[Data entries]
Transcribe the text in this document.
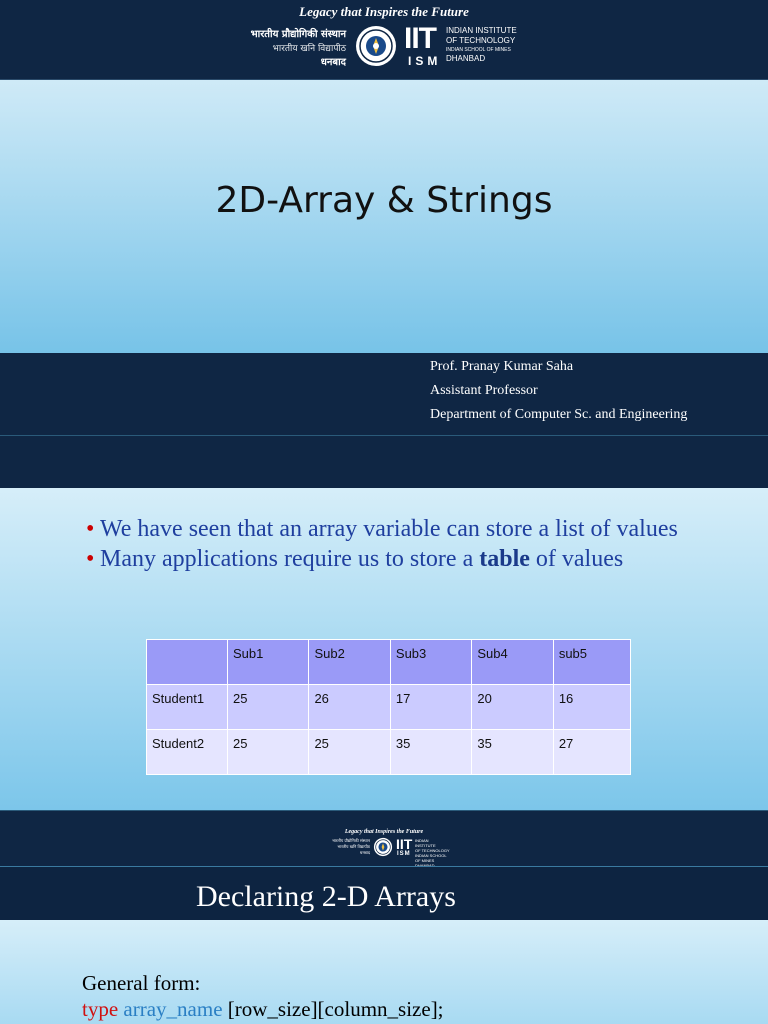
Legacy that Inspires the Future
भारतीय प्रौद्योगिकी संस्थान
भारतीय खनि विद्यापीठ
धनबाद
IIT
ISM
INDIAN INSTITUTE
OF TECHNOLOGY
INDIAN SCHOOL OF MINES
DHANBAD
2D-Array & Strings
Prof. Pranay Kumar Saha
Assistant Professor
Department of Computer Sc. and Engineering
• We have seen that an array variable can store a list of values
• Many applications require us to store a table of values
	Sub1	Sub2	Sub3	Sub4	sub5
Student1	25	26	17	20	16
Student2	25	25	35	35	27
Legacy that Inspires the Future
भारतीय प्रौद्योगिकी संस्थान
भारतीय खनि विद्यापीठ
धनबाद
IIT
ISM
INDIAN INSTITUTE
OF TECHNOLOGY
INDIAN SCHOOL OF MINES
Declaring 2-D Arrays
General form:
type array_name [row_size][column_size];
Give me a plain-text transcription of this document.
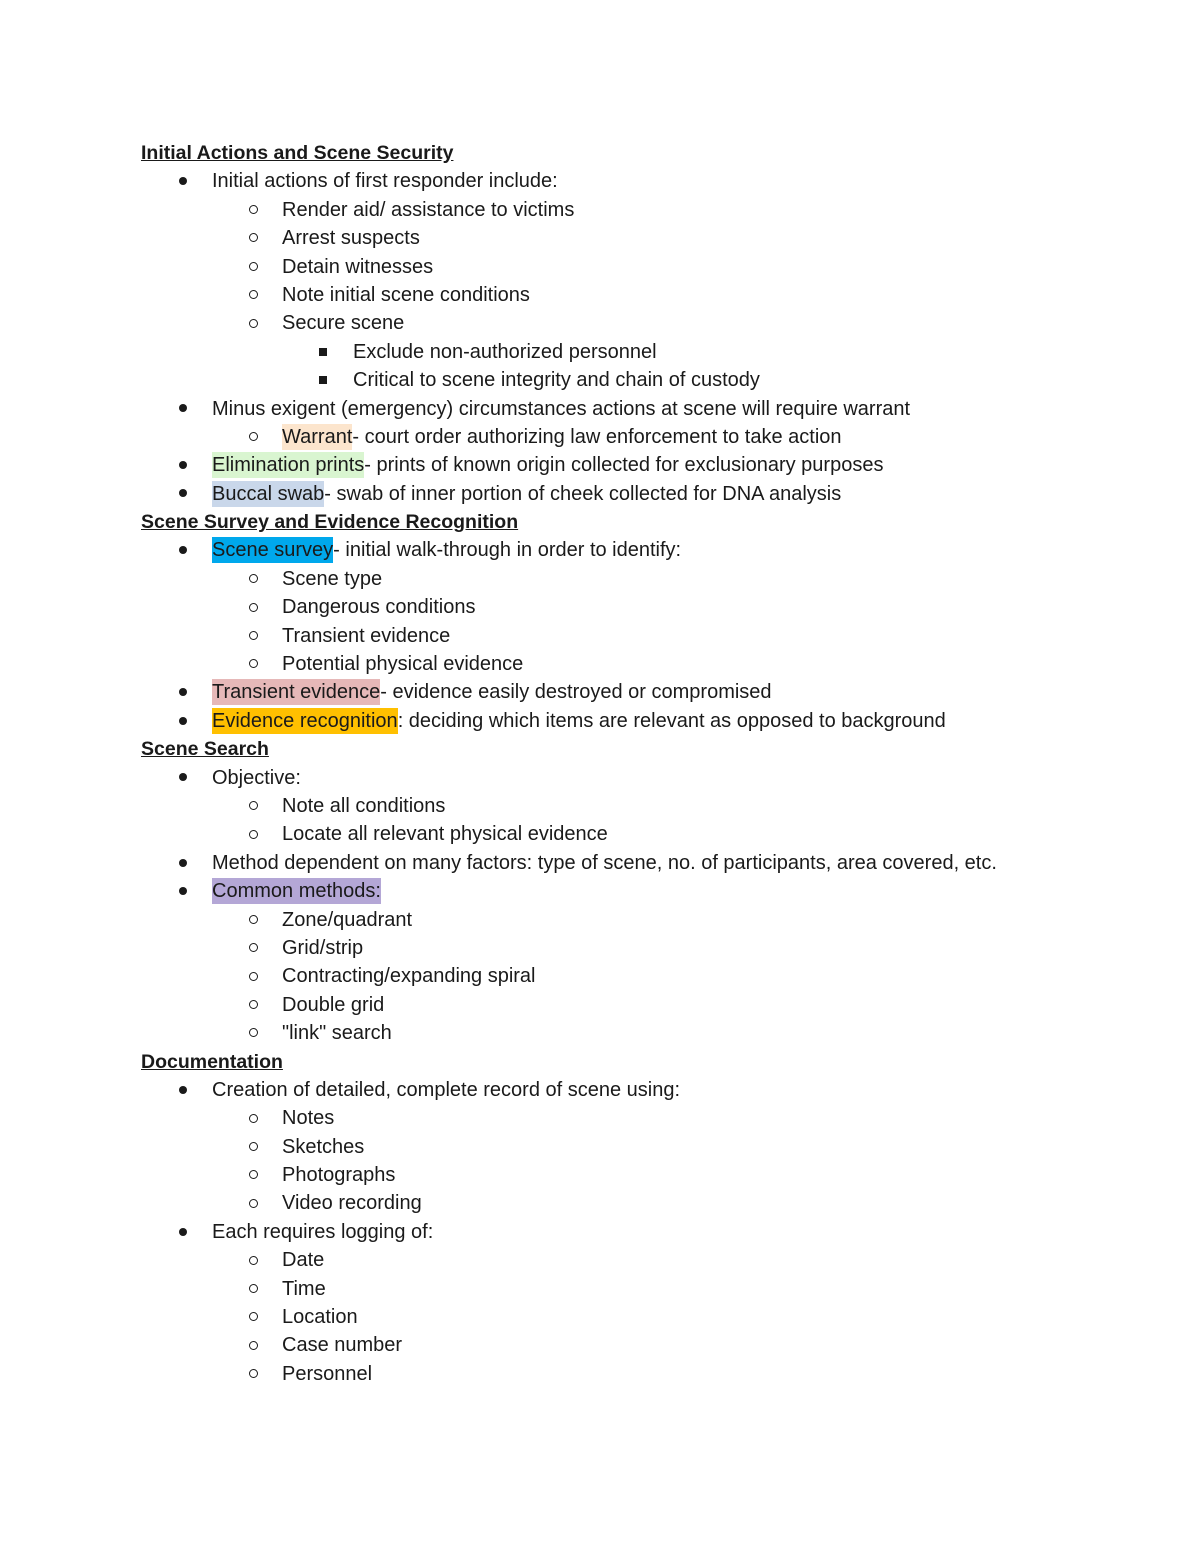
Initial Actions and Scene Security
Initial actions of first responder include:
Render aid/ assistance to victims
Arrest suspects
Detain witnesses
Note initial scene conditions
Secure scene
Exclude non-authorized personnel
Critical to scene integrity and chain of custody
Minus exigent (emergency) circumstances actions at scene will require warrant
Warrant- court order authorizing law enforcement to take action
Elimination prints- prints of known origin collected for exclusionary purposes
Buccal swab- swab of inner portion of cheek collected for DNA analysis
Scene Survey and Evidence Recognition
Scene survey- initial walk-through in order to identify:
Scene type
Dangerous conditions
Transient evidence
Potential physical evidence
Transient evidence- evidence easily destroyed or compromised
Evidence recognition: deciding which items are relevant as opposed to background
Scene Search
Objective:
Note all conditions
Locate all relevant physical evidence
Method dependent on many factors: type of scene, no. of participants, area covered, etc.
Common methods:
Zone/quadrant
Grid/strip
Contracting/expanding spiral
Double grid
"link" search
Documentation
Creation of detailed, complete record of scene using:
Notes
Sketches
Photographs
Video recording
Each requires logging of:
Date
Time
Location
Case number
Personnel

==

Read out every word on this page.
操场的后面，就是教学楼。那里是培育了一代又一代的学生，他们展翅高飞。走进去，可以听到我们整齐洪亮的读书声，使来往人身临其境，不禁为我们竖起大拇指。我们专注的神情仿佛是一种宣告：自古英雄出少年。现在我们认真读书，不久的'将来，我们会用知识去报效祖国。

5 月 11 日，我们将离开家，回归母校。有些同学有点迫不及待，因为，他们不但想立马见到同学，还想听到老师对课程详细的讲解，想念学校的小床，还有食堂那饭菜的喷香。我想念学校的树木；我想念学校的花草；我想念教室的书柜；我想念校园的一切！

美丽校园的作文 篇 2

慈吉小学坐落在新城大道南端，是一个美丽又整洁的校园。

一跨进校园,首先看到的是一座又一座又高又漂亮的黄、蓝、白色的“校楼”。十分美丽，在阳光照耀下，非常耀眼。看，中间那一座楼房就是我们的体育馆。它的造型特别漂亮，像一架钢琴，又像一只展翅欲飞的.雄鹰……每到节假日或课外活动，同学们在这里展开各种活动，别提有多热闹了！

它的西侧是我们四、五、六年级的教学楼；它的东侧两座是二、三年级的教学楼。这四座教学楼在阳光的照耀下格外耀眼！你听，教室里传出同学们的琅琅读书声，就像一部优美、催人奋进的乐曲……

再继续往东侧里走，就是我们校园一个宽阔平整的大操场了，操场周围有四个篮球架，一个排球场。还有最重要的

...

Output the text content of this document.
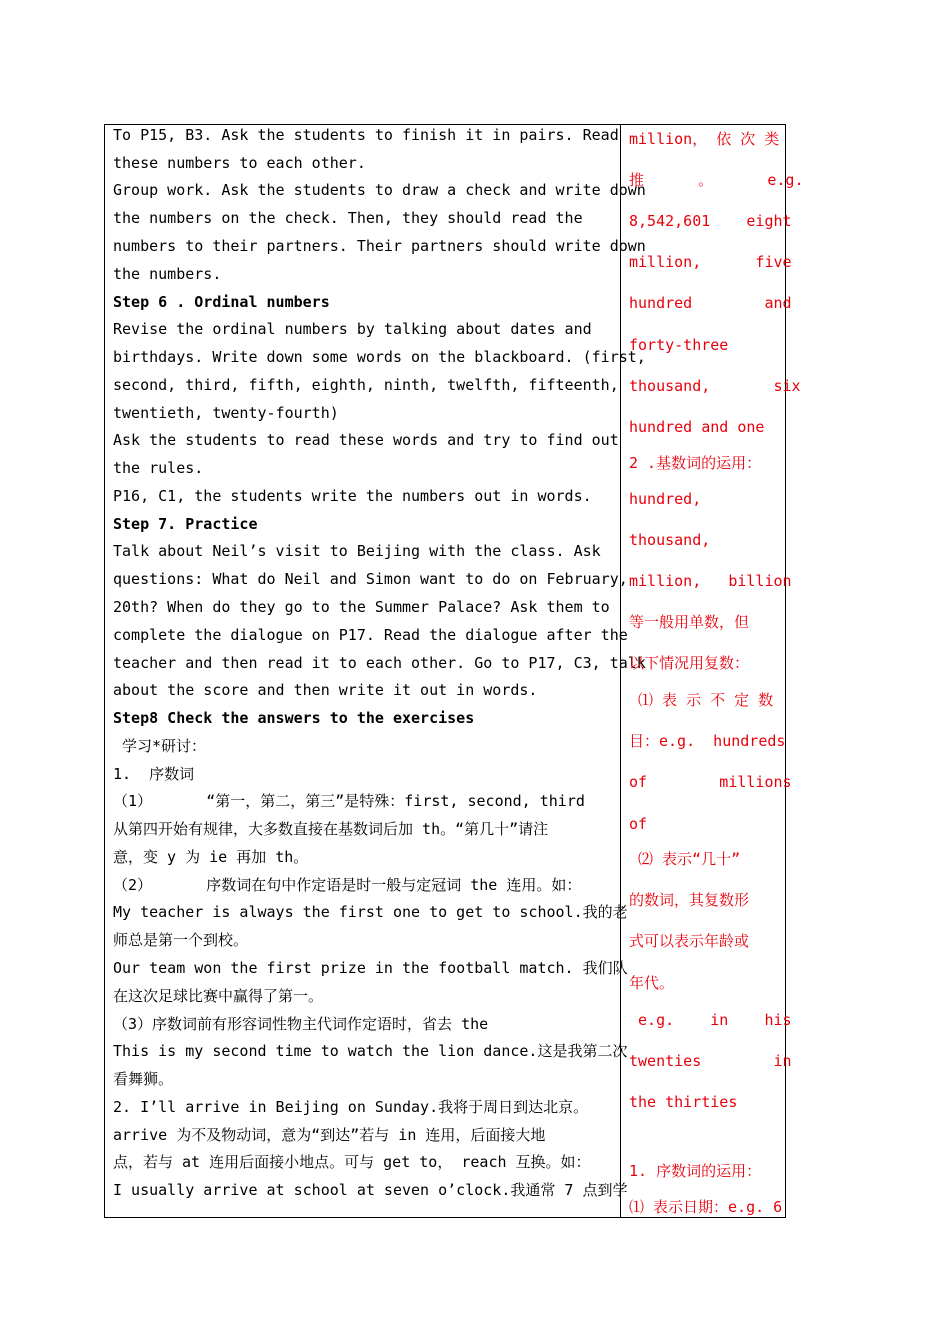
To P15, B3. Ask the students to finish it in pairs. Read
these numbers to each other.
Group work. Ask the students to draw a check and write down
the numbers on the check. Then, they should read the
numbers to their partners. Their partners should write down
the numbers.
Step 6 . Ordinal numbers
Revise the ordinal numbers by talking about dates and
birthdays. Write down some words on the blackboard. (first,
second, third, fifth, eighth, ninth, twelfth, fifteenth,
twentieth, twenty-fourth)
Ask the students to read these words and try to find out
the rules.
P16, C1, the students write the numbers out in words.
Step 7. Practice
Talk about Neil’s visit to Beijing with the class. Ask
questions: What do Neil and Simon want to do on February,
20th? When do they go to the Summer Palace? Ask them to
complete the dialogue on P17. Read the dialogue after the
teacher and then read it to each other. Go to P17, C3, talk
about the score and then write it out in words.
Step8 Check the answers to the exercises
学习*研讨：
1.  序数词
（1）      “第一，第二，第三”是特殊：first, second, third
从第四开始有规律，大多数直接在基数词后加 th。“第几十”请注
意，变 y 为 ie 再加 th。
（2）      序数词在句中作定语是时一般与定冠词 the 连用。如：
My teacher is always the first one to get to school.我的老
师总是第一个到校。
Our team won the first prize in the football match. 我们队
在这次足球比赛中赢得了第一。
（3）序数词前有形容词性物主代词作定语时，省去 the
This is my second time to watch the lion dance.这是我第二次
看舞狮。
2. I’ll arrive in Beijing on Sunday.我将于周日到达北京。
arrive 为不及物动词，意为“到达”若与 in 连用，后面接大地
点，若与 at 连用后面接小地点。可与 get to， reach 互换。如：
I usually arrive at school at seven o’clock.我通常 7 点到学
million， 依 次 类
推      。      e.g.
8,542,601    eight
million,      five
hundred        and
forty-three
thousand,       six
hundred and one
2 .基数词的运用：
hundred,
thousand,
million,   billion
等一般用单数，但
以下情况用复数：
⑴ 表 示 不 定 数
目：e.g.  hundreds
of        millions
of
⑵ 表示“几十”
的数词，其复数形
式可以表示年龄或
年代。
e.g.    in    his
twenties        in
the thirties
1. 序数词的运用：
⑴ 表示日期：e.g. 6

▸ STATED TASK:
List every line in the records above that contains the word "text".

▸ OUTPUT OF THE TASK:
Transcribe the text in this document.
Give me a plain-text transcription of this document.
Output the text content of this document.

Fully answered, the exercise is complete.